=== MATERIAL FOR THE TASK ===

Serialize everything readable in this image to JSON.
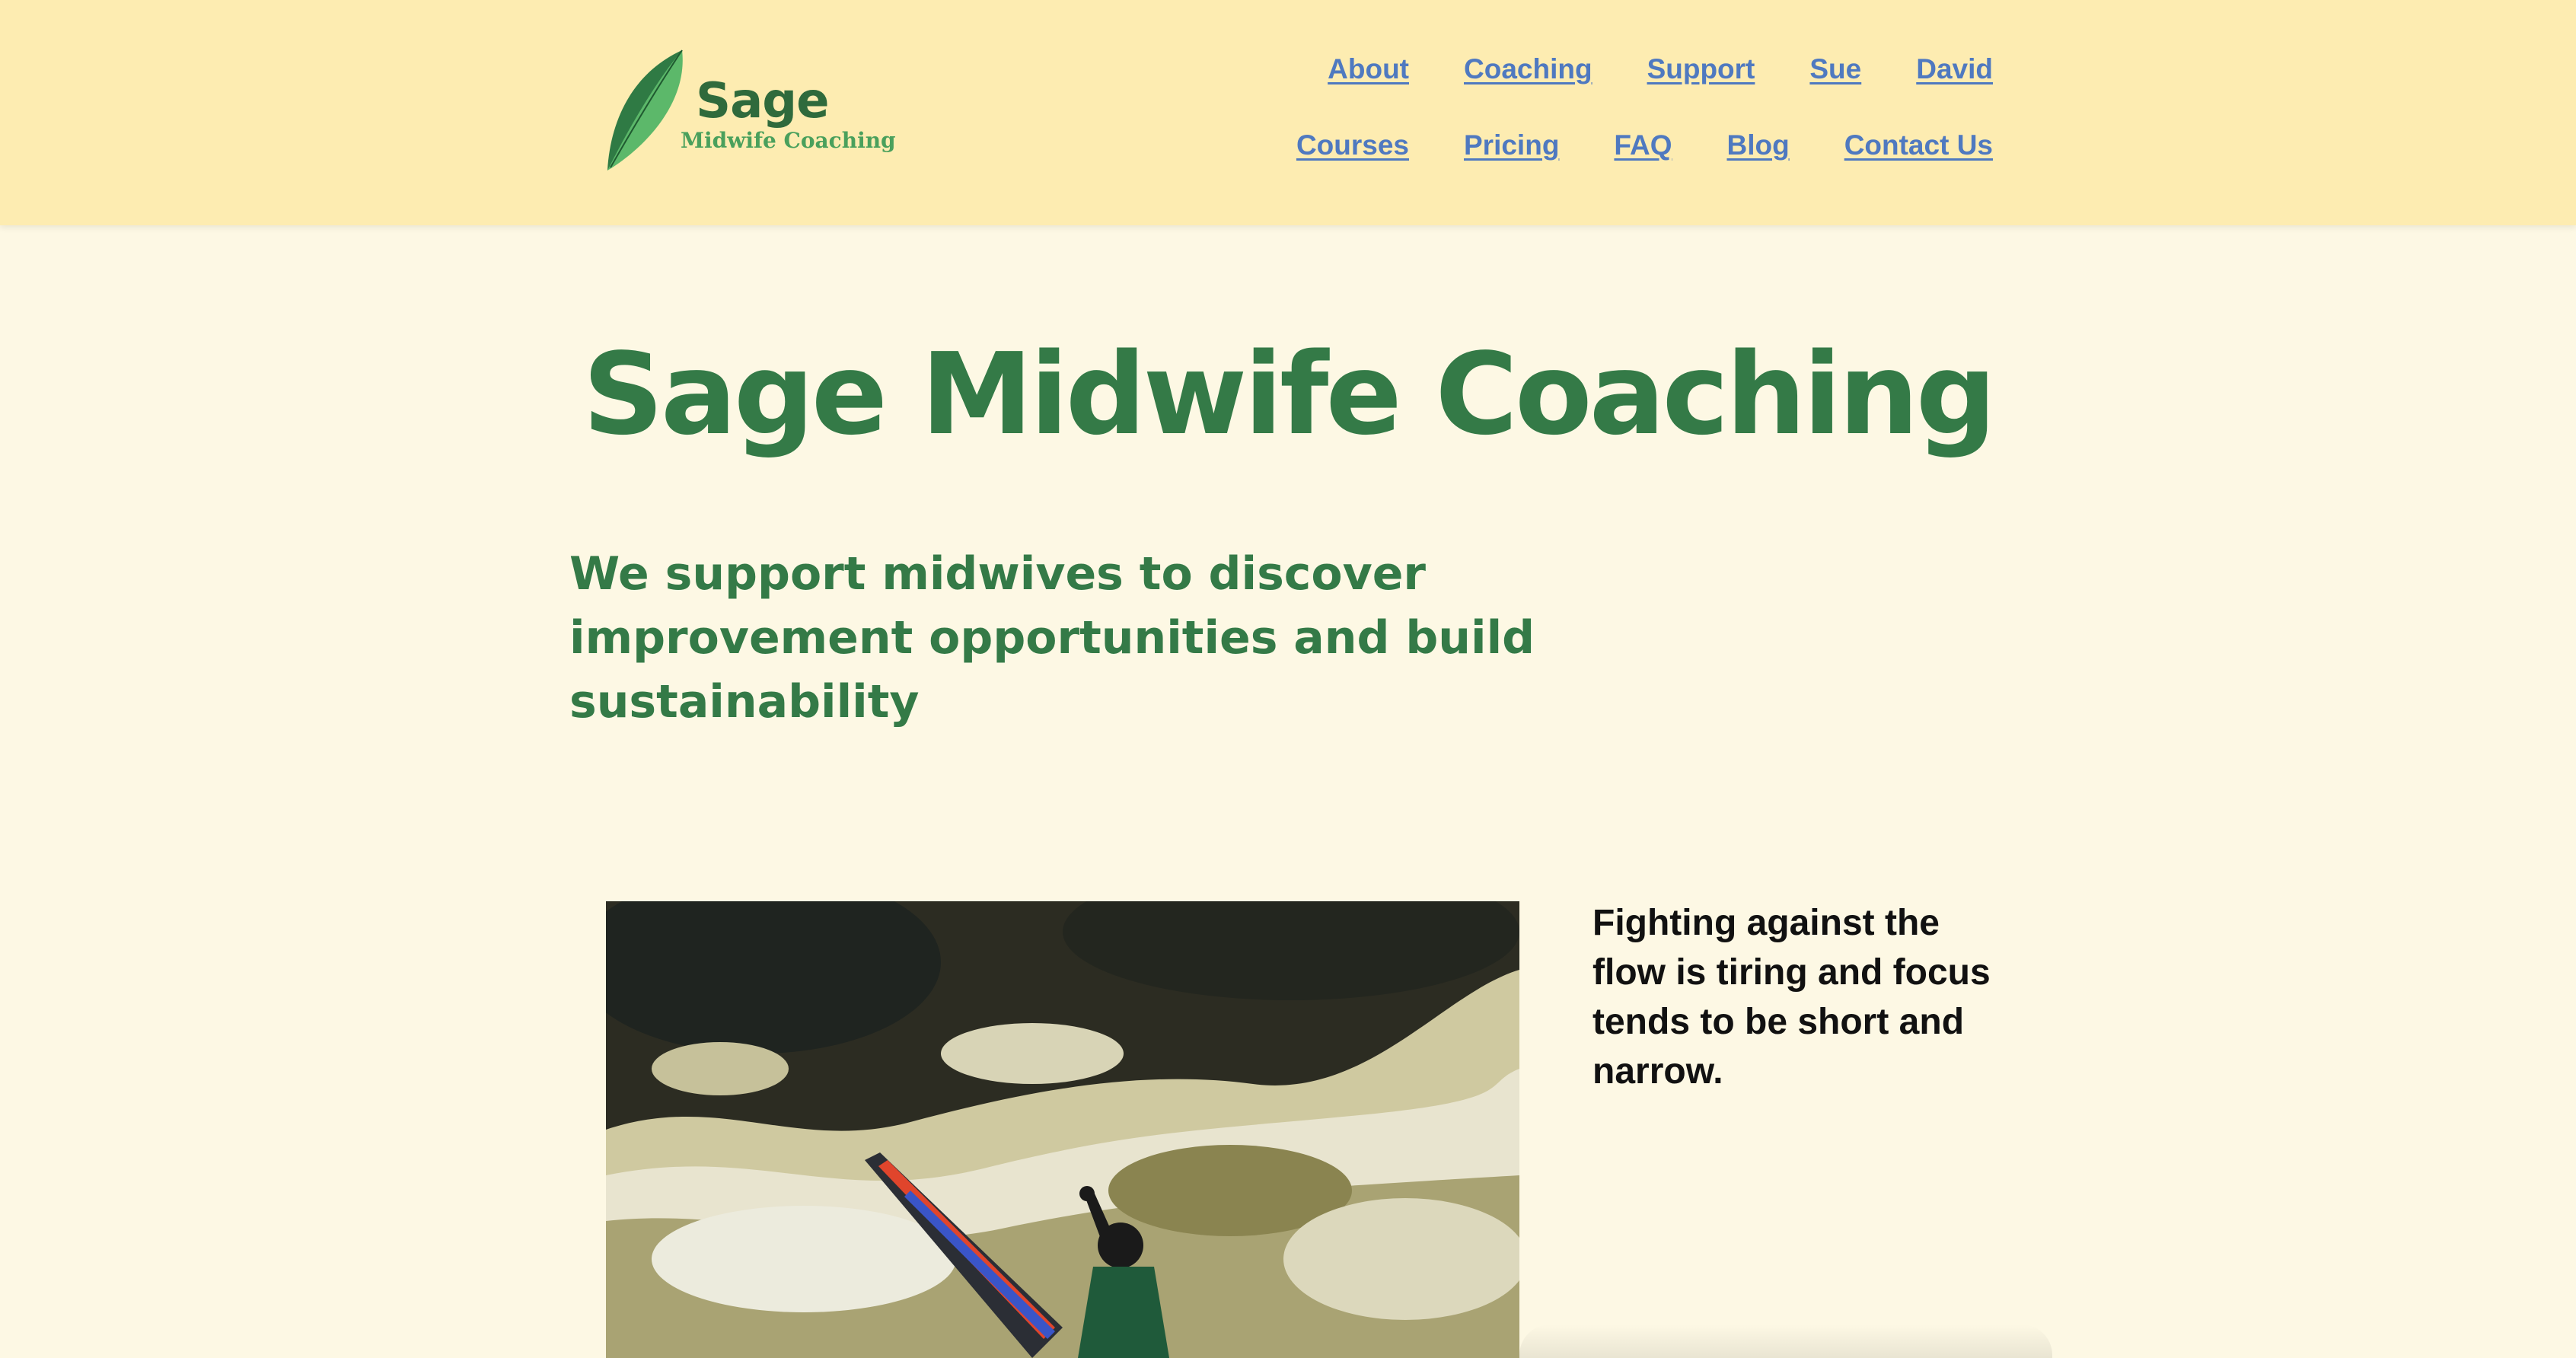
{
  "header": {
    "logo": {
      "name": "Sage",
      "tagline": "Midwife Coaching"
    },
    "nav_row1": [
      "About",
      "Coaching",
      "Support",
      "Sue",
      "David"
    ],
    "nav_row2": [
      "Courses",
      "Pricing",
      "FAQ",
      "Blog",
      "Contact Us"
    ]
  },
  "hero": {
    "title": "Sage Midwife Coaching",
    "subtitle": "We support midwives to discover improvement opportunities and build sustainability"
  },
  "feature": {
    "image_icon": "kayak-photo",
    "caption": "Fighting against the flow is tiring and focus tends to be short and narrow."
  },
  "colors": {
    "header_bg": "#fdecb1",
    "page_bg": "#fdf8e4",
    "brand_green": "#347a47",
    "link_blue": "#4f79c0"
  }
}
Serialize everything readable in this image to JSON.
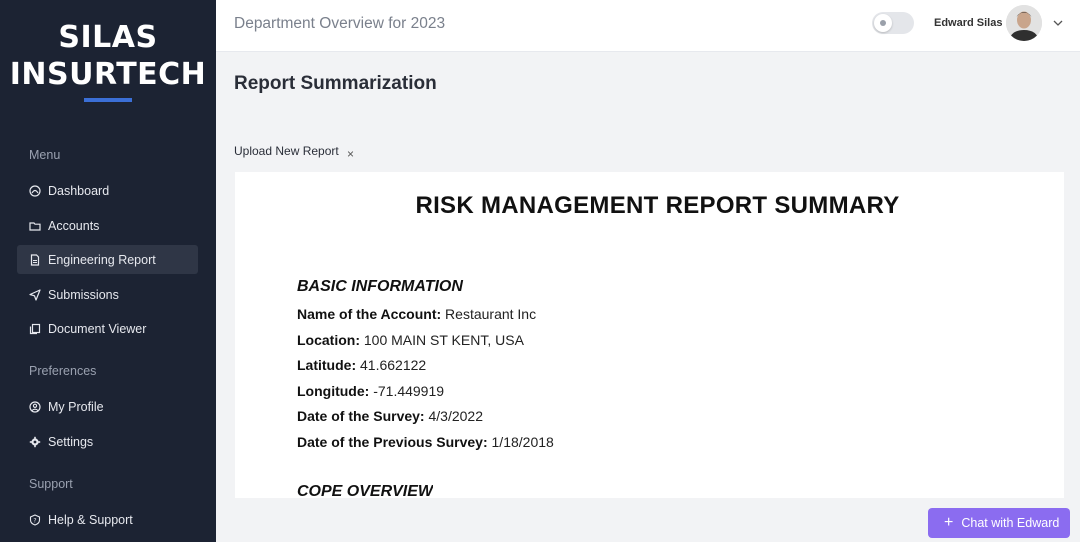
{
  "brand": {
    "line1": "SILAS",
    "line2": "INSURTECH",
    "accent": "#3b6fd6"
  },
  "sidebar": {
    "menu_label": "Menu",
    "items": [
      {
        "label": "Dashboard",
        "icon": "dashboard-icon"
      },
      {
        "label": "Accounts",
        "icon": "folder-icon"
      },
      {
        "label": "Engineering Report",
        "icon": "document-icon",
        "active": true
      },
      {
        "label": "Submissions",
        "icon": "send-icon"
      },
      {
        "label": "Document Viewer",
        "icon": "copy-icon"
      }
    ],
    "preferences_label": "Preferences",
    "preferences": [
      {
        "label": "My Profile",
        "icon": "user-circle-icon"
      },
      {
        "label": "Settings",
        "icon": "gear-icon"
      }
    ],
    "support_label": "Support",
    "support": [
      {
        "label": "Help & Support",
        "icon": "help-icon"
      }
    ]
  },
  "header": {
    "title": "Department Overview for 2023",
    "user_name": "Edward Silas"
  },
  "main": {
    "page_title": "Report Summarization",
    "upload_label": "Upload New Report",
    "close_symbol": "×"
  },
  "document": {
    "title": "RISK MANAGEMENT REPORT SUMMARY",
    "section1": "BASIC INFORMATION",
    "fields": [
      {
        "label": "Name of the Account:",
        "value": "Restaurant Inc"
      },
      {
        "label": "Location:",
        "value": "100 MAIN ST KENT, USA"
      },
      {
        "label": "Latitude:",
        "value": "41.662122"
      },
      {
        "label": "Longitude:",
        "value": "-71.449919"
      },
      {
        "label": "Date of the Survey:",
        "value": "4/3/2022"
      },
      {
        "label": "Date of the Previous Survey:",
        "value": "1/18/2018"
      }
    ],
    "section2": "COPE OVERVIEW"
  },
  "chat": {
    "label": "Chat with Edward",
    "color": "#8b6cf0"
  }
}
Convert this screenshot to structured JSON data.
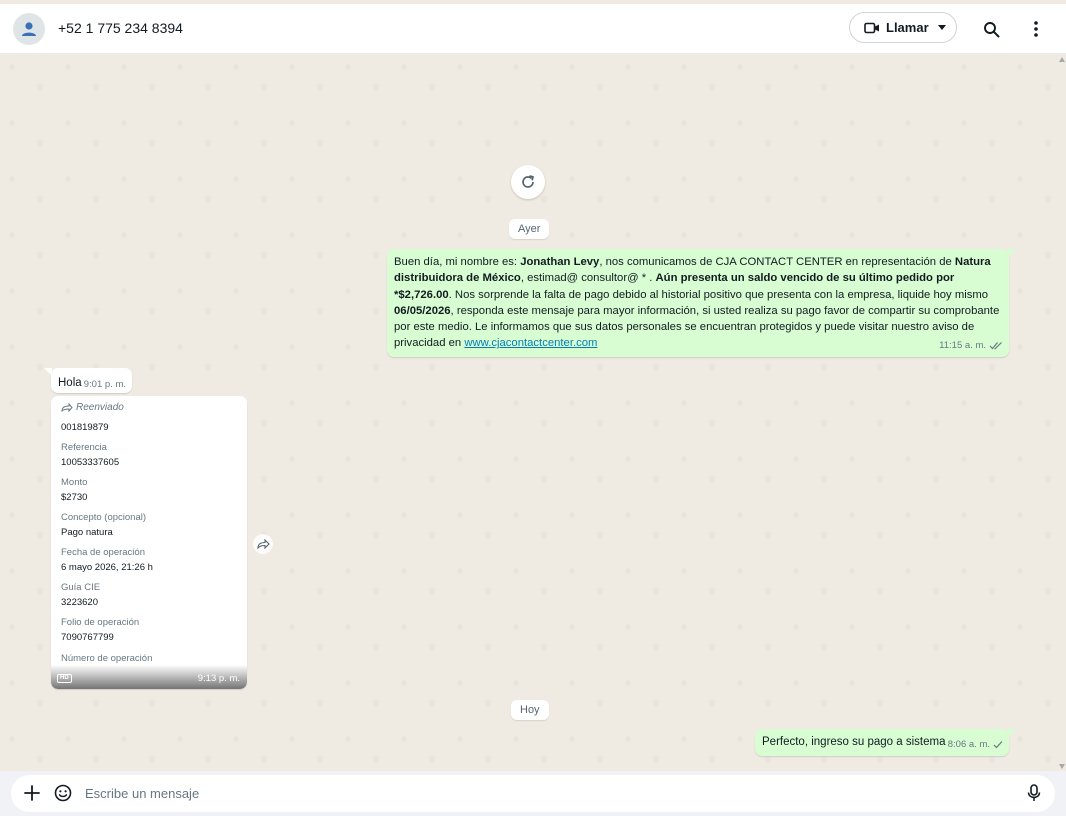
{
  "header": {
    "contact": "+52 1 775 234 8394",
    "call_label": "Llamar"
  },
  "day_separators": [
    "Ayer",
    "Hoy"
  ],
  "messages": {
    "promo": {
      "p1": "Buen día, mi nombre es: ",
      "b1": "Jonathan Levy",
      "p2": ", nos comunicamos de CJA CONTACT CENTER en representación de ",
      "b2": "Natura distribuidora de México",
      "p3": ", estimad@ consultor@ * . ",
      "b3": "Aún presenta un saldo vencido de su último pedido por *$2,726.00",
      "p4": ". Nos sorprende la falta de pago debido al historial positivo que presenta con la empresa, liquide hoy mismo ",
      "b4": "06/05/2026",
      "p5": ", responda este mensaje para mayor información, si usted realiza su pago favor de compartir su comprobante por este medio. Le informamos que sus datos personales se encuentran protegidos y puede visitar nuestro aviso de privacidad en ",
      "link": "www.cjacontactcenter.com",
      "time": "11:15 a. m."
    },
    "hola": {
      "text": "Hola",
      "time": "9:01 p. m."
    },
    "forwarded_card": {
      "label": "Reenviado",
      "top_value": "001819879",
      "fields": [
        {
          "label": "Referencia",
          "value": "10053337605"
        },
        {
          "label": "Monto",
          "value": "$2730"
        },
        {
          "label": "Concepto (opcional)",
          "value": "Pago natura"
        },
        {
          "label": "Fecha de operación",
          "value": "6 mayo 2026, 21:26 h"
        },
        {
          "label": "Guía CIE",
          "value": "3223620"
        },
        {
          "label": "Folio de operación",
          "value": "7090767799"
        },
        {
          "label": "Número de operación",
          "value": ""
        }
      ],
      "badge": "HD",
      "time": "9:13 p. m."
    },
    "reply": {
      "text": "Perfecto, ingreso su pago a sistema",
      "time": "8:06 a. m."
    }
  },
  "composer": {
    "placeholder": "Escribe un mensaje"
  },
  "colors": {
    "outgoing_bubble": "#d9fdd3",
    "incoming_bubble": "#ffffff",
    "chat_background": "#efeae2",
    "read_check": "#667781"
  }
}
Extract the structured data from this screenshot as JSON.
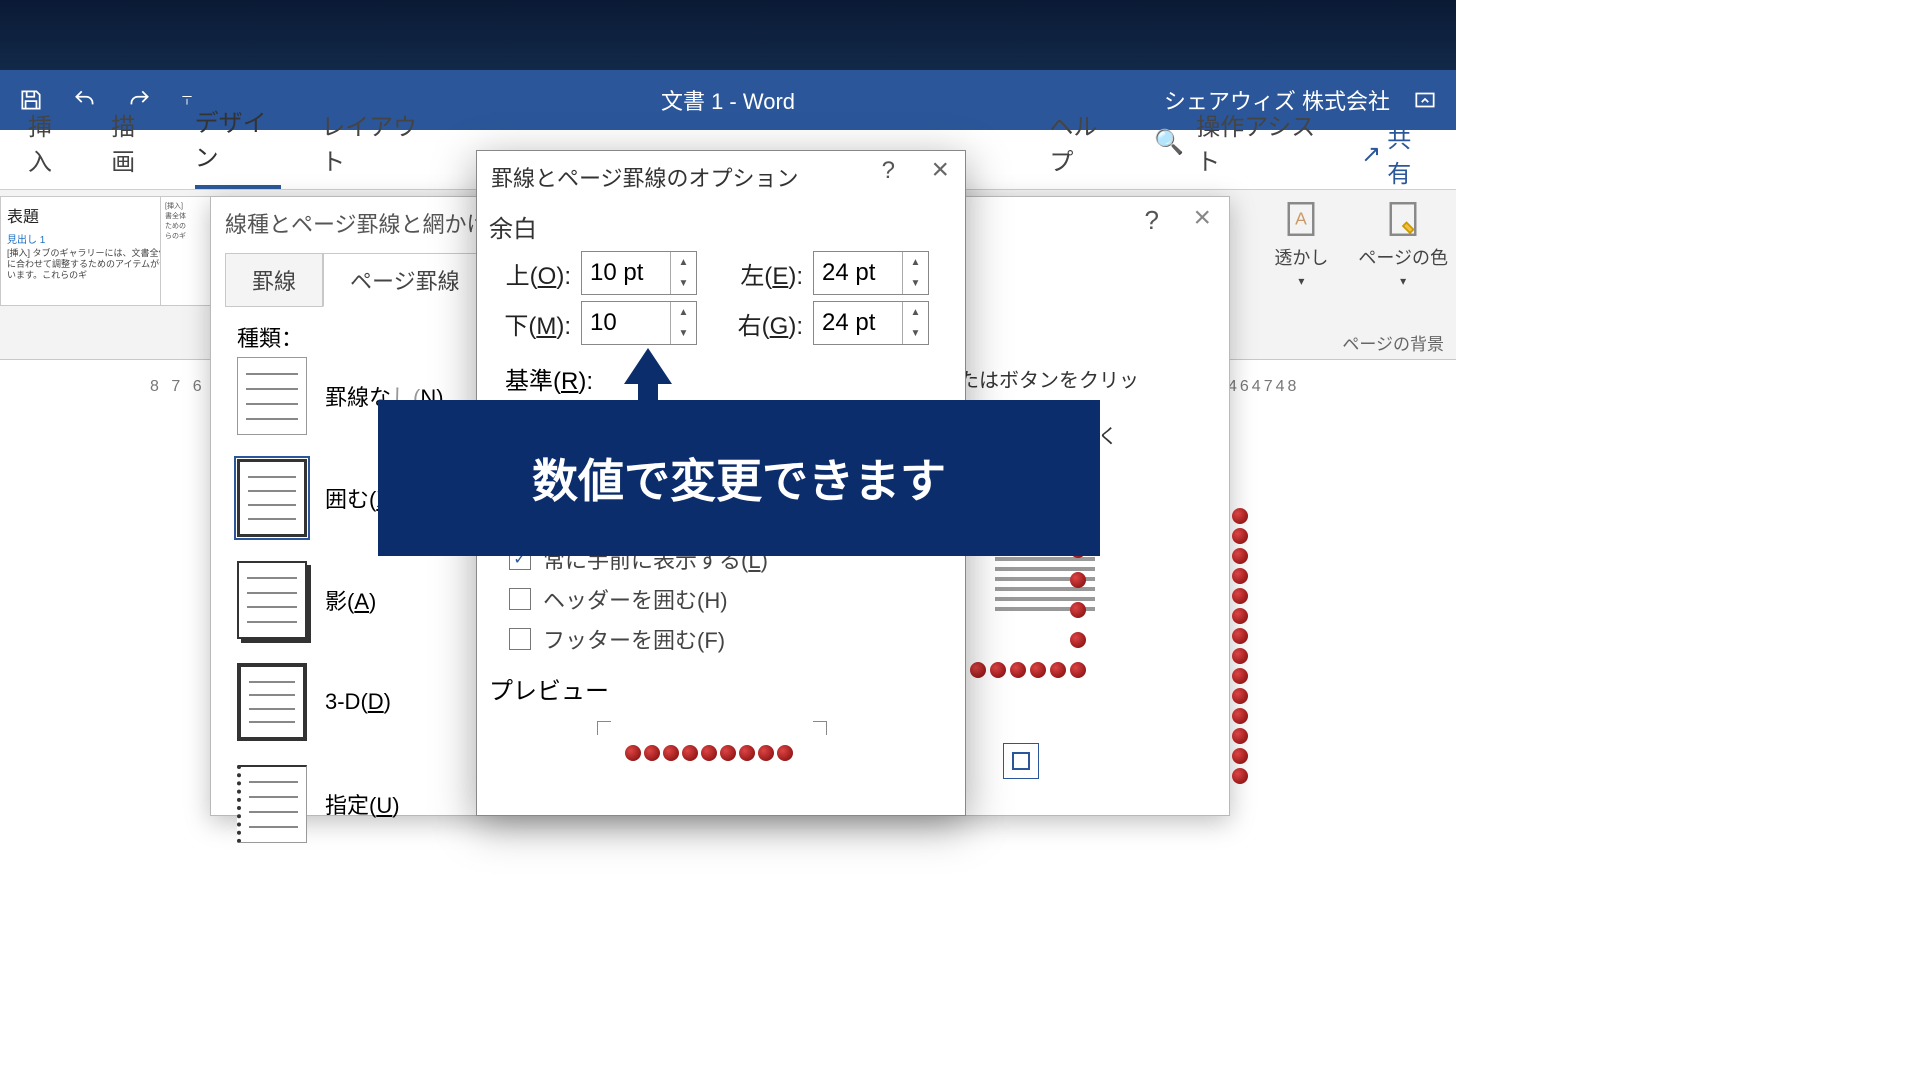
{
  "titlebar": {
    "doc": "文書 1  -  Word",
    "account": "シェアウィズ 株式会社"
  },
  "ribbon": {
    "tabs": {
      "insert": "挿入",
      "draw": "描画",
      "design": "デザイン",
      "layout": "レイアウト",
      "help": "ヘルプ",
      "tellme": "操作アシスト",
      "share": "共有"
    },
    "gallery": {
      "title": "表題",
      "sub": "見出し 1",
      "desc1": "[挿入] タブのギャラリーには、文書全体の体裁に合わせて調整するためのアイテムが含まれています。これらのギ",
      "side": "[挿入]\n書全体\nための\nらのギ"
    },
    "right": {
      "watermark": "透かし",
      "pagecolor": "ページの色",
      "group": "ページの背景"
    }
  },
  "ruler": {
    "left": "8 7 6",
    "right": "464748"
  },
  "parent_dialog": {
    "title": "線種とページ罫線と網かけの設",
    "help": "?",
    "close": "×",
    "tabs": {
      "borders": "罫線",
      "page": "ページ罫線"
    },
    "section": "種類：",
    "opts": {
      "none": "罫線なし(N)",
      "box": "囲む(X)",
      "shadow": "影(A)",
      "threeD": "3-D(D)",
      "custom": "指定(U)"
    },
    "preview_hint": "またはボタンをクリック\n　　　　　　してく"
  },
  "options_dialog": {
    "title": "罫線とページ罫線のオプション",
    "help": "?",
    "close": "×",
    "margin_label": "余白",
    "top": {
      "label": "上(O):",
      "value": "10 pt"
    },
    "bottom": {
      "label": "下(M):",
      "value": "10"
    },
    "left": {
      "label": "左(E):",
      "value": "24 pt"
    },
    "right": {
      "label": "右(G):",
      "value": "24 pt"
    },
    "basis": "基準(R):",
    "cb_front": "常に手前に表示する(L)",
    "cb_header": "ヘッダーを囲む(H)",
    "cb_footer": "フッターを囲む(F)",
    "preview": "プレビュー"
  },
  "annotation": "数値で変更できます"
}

===

STATED GOAL >> Locate the string "structured" in the listing above and copy every line where it occurs.

EXERCISE RESPONSE >>
Convert this screenshot to structured JSON data.
Extract the structured data from this screenshot as JSON.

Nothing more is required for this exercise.